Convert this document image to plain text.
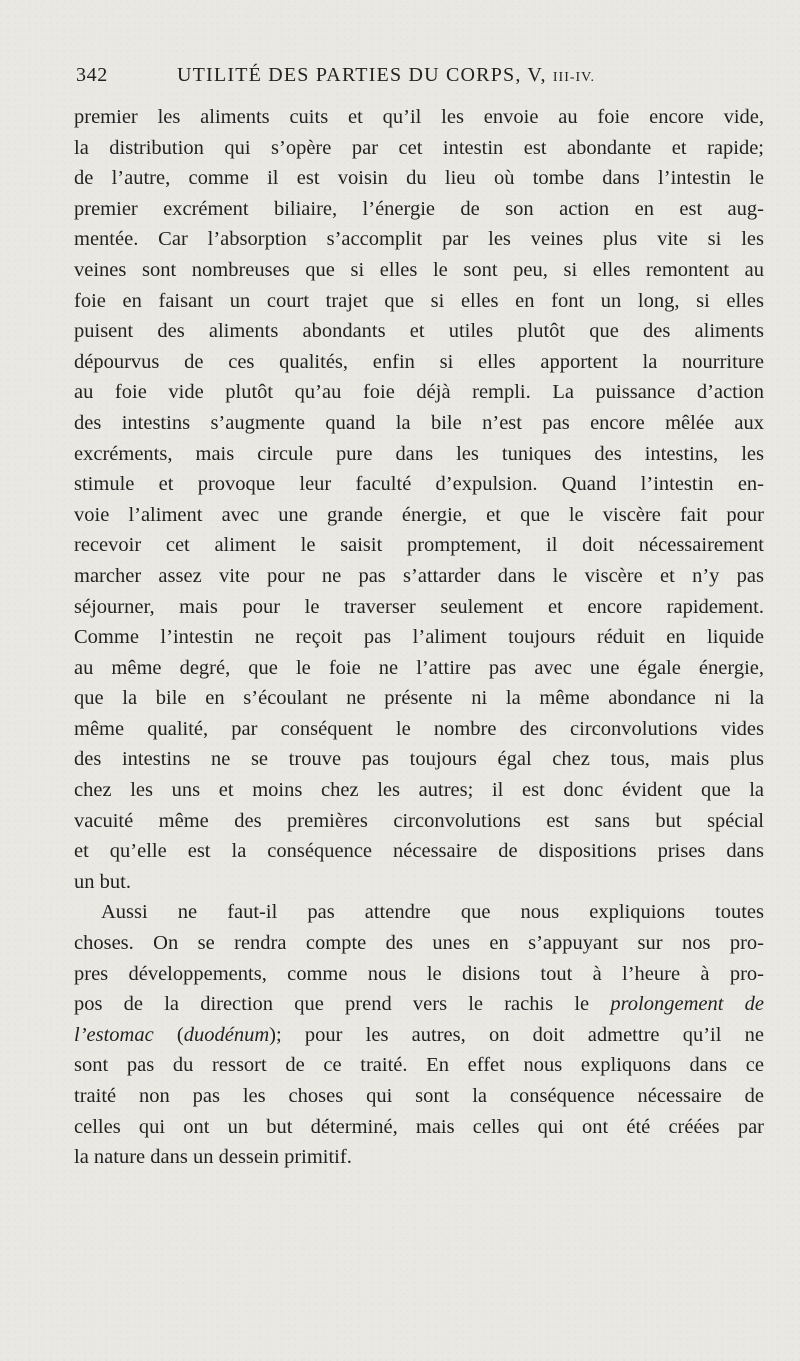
342	UTILITÉ DES PARTIES DU CORPS, V, III-IV.
premier les aliments cuits et qu’il les envoie au foie encore vide,
la distribution qui s’opère par cet intestin est abondante et rapide;
de l’autre, comme il est voisin du lieu où tombe dans l’intestin le
premier excrément biliaire, l’énergie de son action en est aug-
mentée. Car l’absorption s’accomplit par les veines plus vite si les
veines sont nombreuses que si elles le sont peu, si elles remontent au
foie en faisant un court trajet que si elles en font un long, si elles
puisent des aliments abondants et utiles plutôt que des aliments
dépourvus de ces qualités, enfin si elles apportent la nourriture
au foie vide plutôt qu’au foie déjà rempli. La puissance d’action
des intestins s’augmente quand la bile n’est pas encore mêlée aux
excréments, mais circule pure dans les tuniques des intestins, les
stimule et provoque leur faculté d’expulsion. Quand l’intestin en-
voie l’aliment avec une grande énergie, et que le viscère fait pour
recevoir cet aliment le saisit promptement, il doit nécessairement
marcher assez vite pour ne pas s’attarder dans le viscère et n’y pas
séjourner, mais pour le traverser seulement et encore rapidement.
Comme l’intestin ne reçoit pas l’aliment toujours réduit en liquide
au même degré, que le foie ne l’attire pas avec une égale énergie,
que la bile en s’écoulant ne présente ni la même abondance ni la
même qualité, par conséquent le nombre des circonvolutions vides
des intestins ne se trouve pas toujours égal chez tous, mais plus
chez les uns et moins chez les autres; il est donc évident que la
vacuité même des premières circonvolutions est sans but spécial
et qu’elle est la conséquence nécessaire de dispositions prises dans
un but.
Aussi ne faut-il pas attendre que nous expliquions toutes
choses. On se rendra compte des unes en s’appuyant sur nos pro-
pres développements, comme nous le disions tout à l’heure à pro-
pos de la direction que prend vers le rachis le prolongement de
l’estomac (duodénum); pour les autres, on doit admettre qu’il ne
sont pas du ressort de ce traité. En effet nous expliquons dans ce
traité non pas les choses qui sont la conséquence nécessaire de
celles qui ont un but déterminé, mais celles qui ont été créées par
la nature dans un dessein primitif.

□ □ □ □ □

▶ **Written task**: Every record must be copied exactly, with the pictures left out.

▶ **Right answer**:
Convert this document image to plain text.
342	UTILITÉ DES PARTIES DU CORPS, V, III-IV.
premier les aliments cuits et qu’il les envoie au foie encore vide,
la distribution qui s’opère par cet intestin est abondante et rapide;
de l’autre, comme il est voisin du lieu où tombe dans l’intestin le
premier excrément biliaire, l’énergie de son action en est aug-
mentée. Car l’absorption s’accomplit par les veines plus vite si les
veines sont nombreuses que si elles le sont peu, si elles remontent au
foie en faisant un court trajet que si elles en font un long, si elles
puisent des aliments abondants et utiles plutôt que des aliments
dépourvus de ces qualités, enfin si elles apportent la nourriture
au foie vide plutôt qu’au foie déjà rempli. La puissance d’action
des intestins s’augmente quand la bile n’est pas encore mêlée aux
excréments, mais circule pure dans les tuniques des intestins, les
stimule et provoque leur faculté d’expulsion. Quand l’intestin en-
voie l’aliment avec une grande énergie, et que le viscère fait pour
recevoir cet aliment le saisit promptement, il doit nécessairement
marcher assez vite pour ne pas s’attarder dans le viscère et n’y pas
séjourner, mais pour le traverser seulement et encore rapidement.
Comme l’intestin ne reçoit pas l’aliment toujours réduit en liquide
au même degré, que le foie ne l’attire pas avec une égale énergie,
que la bile en s’écoulant ne présente ni la même abondance ni la
même qualité, par conséquent le nombre des circonvolutions vides
des intestins ne se trouve pas toujours égal chez tous, mais plus
chez les uns et moins chez les autres; il est donc évident que la
vacuité même des premières circonvolutions est sans but spécial
et qu’elle est la conséquence nécessaire de dispositions prises dans
un but.
Aussi ne faut-il pas attendre que nous expliquions toutes
choses. On se rendra compte des unes en s’appuyant sur nos pro-
pres développements, comme nous le disions tout à l’heure à pro-
pos de la direction que prend vers le rachis le prolongement de
l’estomac (duodénum); pour les autres, on doit admettre qu’il ne
sont pas du ressort de ce traité. En effet nous expliquons dans ce
traité non pas les choses qui sont la conséquence nécessaire de
celles qui ont un but déterminé, mais celles qui ont été créées par
la nature dans un dessein primitif.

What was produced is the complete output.